Short exercise -> Return each line of the listing that contains the string "百货大楼居委会".
== Data for processing
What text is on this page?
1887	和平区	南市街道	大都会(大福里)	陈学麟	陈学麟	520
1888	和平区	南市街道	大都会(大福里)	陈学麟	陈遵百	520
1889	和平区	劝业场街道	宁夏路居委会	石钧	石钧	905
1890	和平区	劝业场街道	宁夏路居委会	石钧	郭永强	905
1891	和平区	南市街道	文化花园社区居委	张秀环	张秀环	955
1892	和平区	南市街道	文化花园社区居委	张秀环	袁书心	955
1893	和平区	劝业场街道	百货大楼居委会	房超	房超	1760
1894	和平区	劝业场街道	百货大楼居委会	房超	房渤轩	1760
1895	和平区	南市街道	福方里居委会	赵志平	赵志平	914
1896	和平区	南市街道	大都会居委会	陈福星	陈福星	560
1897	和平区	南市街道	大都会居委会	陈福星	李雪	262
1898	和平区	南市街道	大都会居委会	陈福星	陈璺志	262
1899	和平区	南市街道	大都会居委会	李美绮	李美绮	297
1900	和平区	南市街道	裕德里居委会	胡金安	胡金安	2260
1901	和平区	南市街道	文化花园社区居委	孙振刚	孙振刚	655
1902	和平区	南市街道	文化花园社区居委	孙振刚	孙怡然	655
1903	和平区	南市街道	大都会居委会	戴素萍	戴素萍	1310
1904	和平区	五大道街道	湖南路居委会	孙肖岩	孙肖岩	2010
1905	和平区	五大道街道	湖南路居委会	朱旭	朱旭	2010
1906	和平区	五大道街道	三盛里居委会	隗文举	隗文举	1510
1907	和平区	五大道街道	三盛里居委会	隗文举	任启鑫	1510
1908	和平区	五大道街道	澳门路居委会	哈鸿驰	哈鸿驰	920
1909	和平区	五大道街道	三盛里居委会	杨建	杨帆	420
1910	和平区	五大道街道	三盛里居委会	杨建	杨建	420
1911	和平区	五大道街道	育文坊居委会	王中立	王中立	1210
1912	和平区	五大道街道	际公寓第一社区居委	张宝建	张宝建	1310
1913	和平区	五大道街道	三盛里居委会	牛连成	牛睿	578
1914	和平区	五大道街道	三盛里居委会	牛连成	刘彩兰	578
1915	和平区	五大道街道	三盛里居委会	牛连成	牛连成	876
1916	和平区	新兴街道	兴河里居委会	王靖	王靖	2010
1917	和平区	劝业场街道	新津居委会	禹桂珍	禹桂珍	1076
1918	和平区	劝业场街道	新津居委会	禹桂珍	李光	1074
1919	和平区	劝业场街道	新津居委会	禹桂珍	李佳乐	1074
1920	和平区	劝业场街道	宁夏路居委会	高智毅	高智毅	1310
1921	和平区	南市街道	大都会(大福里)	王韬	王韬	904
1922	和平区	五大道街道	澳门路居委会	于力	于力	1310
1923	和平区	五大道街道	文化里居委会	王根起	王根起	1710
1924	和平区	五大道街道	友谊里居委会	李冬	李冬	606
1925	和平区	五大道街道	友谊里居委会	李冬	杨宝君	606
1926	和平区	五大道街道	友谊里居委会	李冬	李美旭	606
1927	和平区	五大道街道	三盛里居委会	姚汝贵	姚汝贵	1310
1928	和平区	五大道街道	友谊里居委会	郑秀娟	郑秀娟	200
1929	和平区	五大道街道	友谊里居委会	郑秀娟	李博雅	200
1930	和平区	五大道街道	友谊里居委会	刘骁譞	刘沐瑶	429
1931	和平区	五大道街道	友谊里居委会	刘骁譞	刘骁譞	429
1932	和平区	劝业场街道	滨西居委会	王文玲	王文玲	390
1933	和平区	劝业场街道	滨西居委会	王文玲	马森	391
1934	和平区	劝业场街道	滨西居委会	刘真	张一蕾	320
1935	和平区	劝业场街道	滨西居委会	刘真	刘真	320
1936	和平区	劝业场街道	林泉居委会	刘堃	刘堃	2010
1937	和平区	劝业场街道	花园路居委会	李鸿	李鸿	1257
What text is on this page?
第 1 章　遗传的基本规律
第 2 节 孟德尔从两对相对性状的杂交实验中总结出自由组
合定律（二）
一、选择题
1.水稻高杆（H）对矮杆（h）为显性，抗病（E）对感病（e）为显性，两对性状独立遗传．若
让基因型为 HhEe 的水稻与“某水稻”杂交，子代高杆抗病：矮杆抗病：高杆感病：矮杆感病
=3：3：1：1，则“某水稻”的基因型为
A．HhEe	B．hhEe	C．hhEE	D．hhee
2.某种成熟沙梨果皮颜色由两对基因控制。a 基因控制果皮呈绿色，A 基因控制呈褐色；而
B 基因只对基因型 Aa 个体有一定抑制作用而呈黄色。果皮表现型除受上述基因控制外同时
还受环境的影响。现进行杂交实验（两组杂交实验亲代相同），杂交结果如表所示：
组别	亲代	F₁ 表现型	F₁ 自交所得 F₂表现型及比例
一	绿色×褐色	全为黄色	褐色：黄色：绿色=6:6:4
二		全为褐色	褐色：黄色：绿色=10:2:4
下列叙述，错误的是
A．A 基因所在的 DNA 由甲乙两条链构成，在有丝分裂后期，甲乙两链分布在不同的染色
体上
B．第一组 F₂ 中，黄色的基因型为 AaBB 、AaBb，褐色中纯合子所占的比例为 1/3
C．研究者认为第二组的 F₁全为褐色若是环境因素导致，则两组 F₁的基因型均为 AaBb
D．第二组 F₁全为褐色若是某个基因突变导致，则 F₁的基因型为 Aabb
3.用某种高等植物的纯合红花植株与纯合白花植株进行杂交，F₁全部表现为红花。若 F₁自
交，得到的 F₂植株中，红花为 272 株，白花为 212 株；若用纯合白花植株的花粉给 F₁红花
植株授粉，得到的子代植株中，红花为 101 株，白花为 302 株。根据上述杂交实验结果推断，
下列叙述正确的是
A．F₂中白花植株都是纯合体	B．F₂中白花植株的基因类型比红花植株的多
====
Output for this exercise ->
1893	和平区	劝业场街道	百货大楼居委会	房超	房超	1760
1894	和平区	劝业场街道	百货大楼居委会	房超	房渤轩	1760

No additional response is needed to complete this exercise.